Transcribe the data in full and exactly, omitting any pictures.

#### [Input for this task]
>>>>

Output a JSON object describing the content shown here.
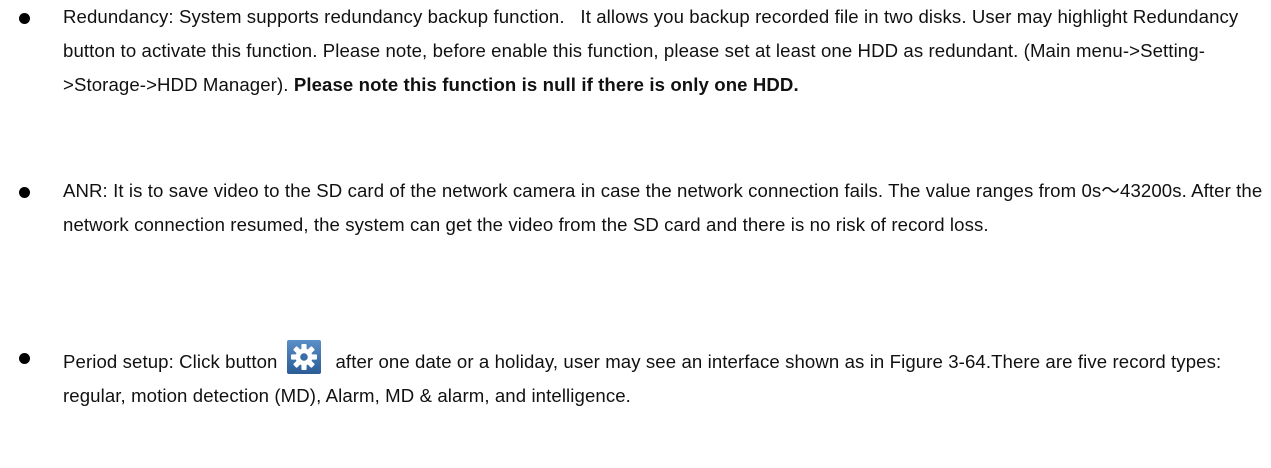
{
  "bullets": [
    {
      "paragraph": "Redundancy: System supports redundancy backup function.   It allows you backup recorded file in two disks. User may highlight Redundancy button to activate this function. Please note, before enable this function, please set at least one HDD as redundant. (Main menu->Setting->Storage->HDD Manager).",
      "bold_note": "Please note this function is null if there is only one HDD."
    },
    {
      "paragraph": "ANR: It is to save video to the SD card of the network camera in case the network connection fails. The value ranges from 0s～43200s. After the network connection resumed, the system can get the video from the SD card and there is no risk of record loss."
    },
    {
      "before_icon": "Period setup: Click button",
      "icon": "gear-icon",
      "after_icon": "after one date or a holiday, user may see an interface shown as in Figure 3-64.There are five record types: regular, motion detection (MD), Alarm, MD & alarm, and intelligence."
    }
  ],
  "colors": {
    "text": "#111111",
    "bullet": "#000000",
    "icon_bg": "#3a6ea8",
    "icon_gear": "#ffffff"
  }
}
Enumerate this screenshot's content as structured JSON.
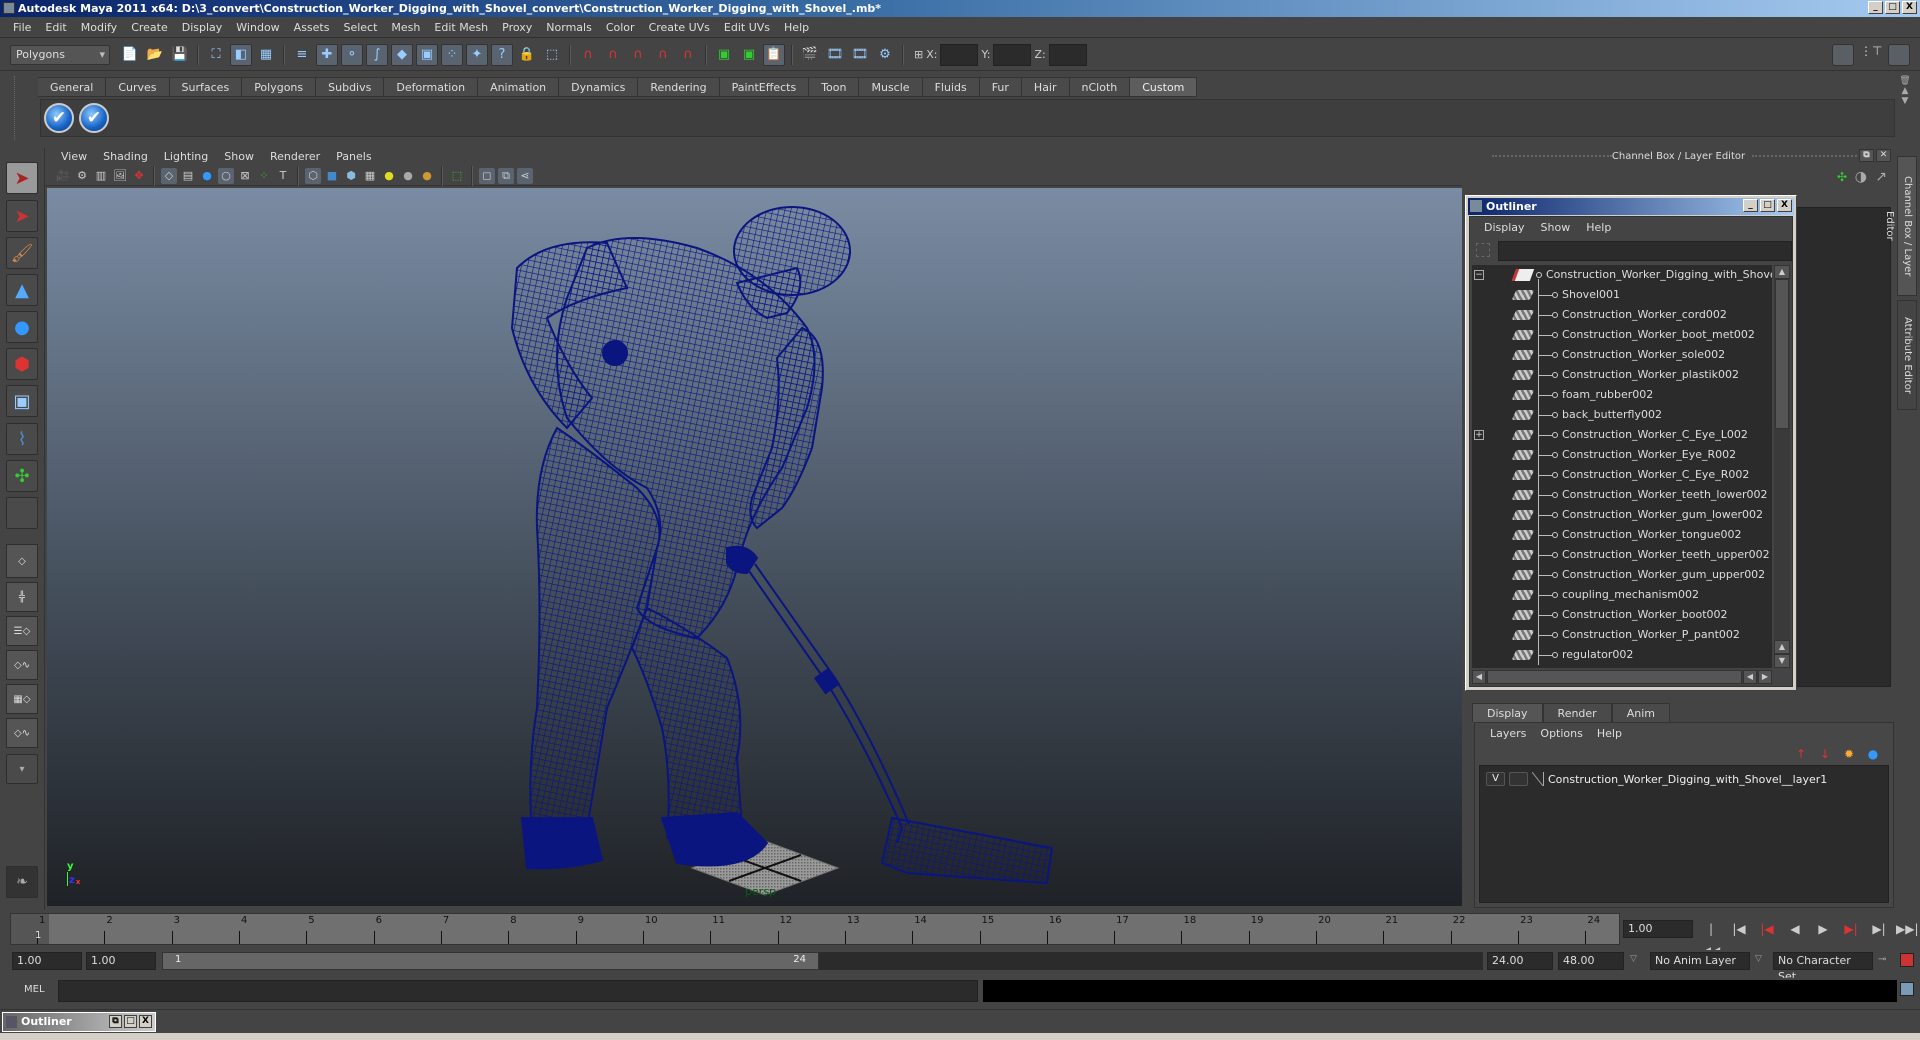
{
  "window": {
    "title": "Autodesk Maya 2011 x64: D:\\3_convert\\Construction_Worker_Digging_with_Shovel_convert\\Construction_Worker_Digging_with_Shovel_.mb*",
    "minimize": "_",
    "maximize": "□",
    "close": "X"
  },
  "menubar": [
    "File",
    "Edit",
    "Modify",
    "Create",
    "Display",
    "Window",
    "Assets",
    "Select",
    "Mesh",
    "Edit Mesh",
    "Proxy",
    "Normals",
    "Color",
    "Create UVs",
    "Edit UVs",
    "Help"
  ],
  "statusline": {
    "mode": "Polygons",
    "x_label": "X:",
    "y_label": "Y:",
    "z_label": "Z:"
  },
  "shelf": {
    "tabs": [
      "General",
      "Curves",
      "Surfaces",
      "Polygons",
      "Subdivs",
      "Deformation",
      "Animation",
      "Dynamics",
      "Rendering",
      "PaintEffects",
      "Toon",
      "Muscle",
      "Fluids",
      "Fur",
      "Hair",
      "nCloth",
      "Custom"
    ],
    "active_tab": "Custom",
    "icons": [
      "checkmark-icon",
      "checkmark-icon"
    ]
  },
  "viewport": {
    "menu": [
      "View",
      "Shading",
      "Lighting",
      "Show",
      "Renderer",
      "Panels"
    ],
    "camera_label": "persp",
    "axis": {
      "y": "y",
      "z": "z",
      "x": "x"
    }
  },
  "channel_box": {
    "title": "Channel Box / Layer Editor"
  },
  "right_tabs": [
    "Channel Box / Layer Editor",
    "Attribute Editor"
  ],
  "outliner": {
    "title": "Outliner",
    "menu": [
      "Display",
      "Show",
      "Help"
    ],
    "filter_value": "",
    "root": "Construction_Worker_Digging_with_Shovel",
    "items": [
      "Shovel001",
      "Construction_Worker_cord002",
      "Construction_Worker_boot_met002",
      "Construction_Worker_sole002",
      "Construction_Worker_plastik002",
      "foam_rubber002",
      "back_butterfly002",
      "Construction_Worker_C_Eye_L002",
      "Construction_Worker_Eye_R002",
      "Construction_Worker_C_Eye_R002",
      "Construction_Worker_teeth_lower002",
      "Construction_Worker_gum_lower002",
      "Construction_Worker_tongue002",
      "Construction_Worker_teeth_upper002",
      "Construction_Worker_gum_upper002",
      "coupling_mechanism002",
      "Construction_Worker_boot002",
      "Construction_Worker_P_pant002",
      "regulator002"
    ],
    "expandable_index": 7
  },
  "layer_editor": {
    "tabs": [
      "Display",
      "Render",
      "Anim"
    ],
    "active_tab": "Display",
    "menu": [
      "Layers",
      "Options",
      "Help"
    ],
    "layers": [
      {
        "visible": "V",
        "playback": "",
        "name": "Construction_Worker_Digging_with_Shovel__layer1"
      }
    ]
  },
  "timeline": {
    "ticks": [
      "1",
      "2",
      "3",
      "4",
      "5",
      "6",
      "7",
      "8",
      "9",
      "10",
      "11",
      "12",
      "13",
      "14",
      "15",
      "16",
      "17",
      "18",
      "19",
      "20",
      "21",
      "22",
      "23",
      "24"
    ],
    "current_marker": "1",
    "current_frame": "1.00"
  },
  "range": {
    "start_time": "1.00",
    "playback_start": "1.00",
    "slider_start": "1",
    "slider_end": "24",
    "playback_end": "24.00",
    "end_time": "48.00",
    "anim_layer": "No Anim Layer",
    "character_set": "No Character Set"
  },
  "command_line": {
    "label": "MEL",
    "value": ""
  },
  "minimized_window": {
    "title": "Outliner"
  }
}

<<<<

#### [Response below]
Output a JSON object describing the content shown here.
{
  "bullets": [
    {
      "paragraph": "Redundancy: System supports redundancy backup function.   It allows you backup recorded file in two disks. User may highlight Redundancy button to activate this function. Please note, before enable this function, please set at least one HDD as redundant. (Main menu->Setting->Storage->HDD Manager).",
      "bold_note": "Please note this function is null if there is only one HDD."
    },
    {
      "paragraph": "ANR: It is to save video to the SD card of the network camera in case the network connection fails. The value ranges from 0s～43200s. After the network connection resumed, the system can get the video from the SD card and there is no risk of record loss."
    },
    {
      "before_icon": "Period setup: Click button",
      "icon": "gear-icon",
      "after_icon": "after one date or a holiday, user may see an interface shown as in Figure 3-64.There are five record types: regular, motion detection (MD), Alarm, MD & alarm, and intelligence."
    }
  ],
  "colors": {
    "text": "#111111",
    "bullet": "#000000",
    "icon_bg": "#3a6ea8",
    "icon_gear": "#ffffff"
  }
}
Enumerate this screenshot's content as structured JSON.
{
  "window": {
    "title": "Autodesk Maya 2011 x64: D:\\3_convert\\Construction_Worker_Digging_with_Shovel_convert\\Construction_Worker_Digging_with_Shovel_.mb*",
    "minimize": "_",
    "maximize": "□",
    "close": "X"
  },
  "menubar": [
    "File",
    "Edit",
    "Modify",
    "Create",
    "Display",
    "Window",
    "Assets",
    "Select",
    "Mesh",
    "Edit Mesh",
    "Proxy",
    "Normals",
    "Color",
    "Create UVs",
    "Edit UVs",
    "Help"
  ],
  "statusline": {
    "mode": "Polygons",
    "x_label": "X:",
    "y_label": "Y:",
    "z_label": "Z:"
  },
  "shelf": {
    "tabs": [
      "General",
      "Curves",
      "Surfaces",
      "Polygons",
      "Subdivs",
      "Deformation",
      "Animation",
      "Dynamics",
      "Rendering",
      "PaintEffects",
      "Toon",
      "Muscle",
      "Fluids",
      "Fur",
      "Hair",
      "nCloth",
      "Custom"
    ],
    "active_tab": "Custom",
    "icons": [
      "checkmark-icon",
      "checkmark-icon"
    ]
  },
  "viewport": {
    "menu": [
      "View",
      "Shading",
      "Lighting",
      "Show",
      "Renderer",
      "Panels"
    ],
    "camera_label": "persp",
    "axis": {
      "y": "y",
      "z": "z",
      "x": "x"
    }
  },
  "channel_box": {
    "title": "Channel Box / Layer Editor"
  },
  "right_tabs": [
    "Channel Box / Layer Editor",
    "Attribute Editor"
  ],
  "outliner": {
    "title": "Outliner",
    "menu": [
      "Display",
      "Show",
      "Help"
    ],
    "filter_value": "",
    "root": "Construction_Worker_Digging_with_Shovel",
    "items": [
      "Shovel001",
      "Construction_Worker_cord002",
      "Construction_Worker_boot_met002",
      "Construction_Worker_sole002",
      "Construction_Worker_plastik002",
      "foam_rubber002",
      "back_butterfly002",
      "Construction_Worker_C_Eye_L002",
      "Construction_Worker_Eye_R002",
      "Construction_Worker_C_Eye_R002",
      "Construction_Worker_teeth_lower002",
      "Construction_Worker_gum_lower002",
      "Construction_Worker_tongue002",
      "Construction_Worker_teeth_upper002",
      "Construction_Worker_gum_upper002",
      "coupling_mechanism002",
      "Construction_Worker_boot002",
      "Construction_Worker_P_pant002",
      "regulator002"
    ],
    "expandable_index": 7
  },
  "layer_editor": {
    "tabs": [
      "Display",
      "Render",
      "Anim"
    ],
    "active_tab": "Display",
    "menu": [
      "Layers",
      "Options",
      "Help"
    ],
    "layers": [
      {
        "visible": "V",
        "playback": "",
        "name": "Construction_Worker_Digging_with_Shovel__layer1"
      }
    ]
  },
  "timeline": {
    "ticks": [
      "1",
      "2",
      "3",
      "4",
      "5",
      "6",
      "7",
      "8",
      "9",
      "10",
      "11",
      "12",
      "13",
      "14",
      "15",
      "16",
      "17",
      "18",
      "19",
      "20",
      "21",
      "22",
      "23",
      "24"
    ],
    "current_marker": "1",
    "current_frame": "1.00"
  },
  "range": {
    "start_time": "1.00",
    "playback_start": "1.00",
    "slider_start": "1",
    "slider_end": "24",
    "playback_end": "24.00",
    "end_time": "48.00",
    "anim_layer": "No Anim Layer",
    "character_set": "No Character Set"
  },
  "command_line": {
    "label": "MEL",
    "value": ""
  },
  "minimized_window": {
    "title": "Outliner"
  }
}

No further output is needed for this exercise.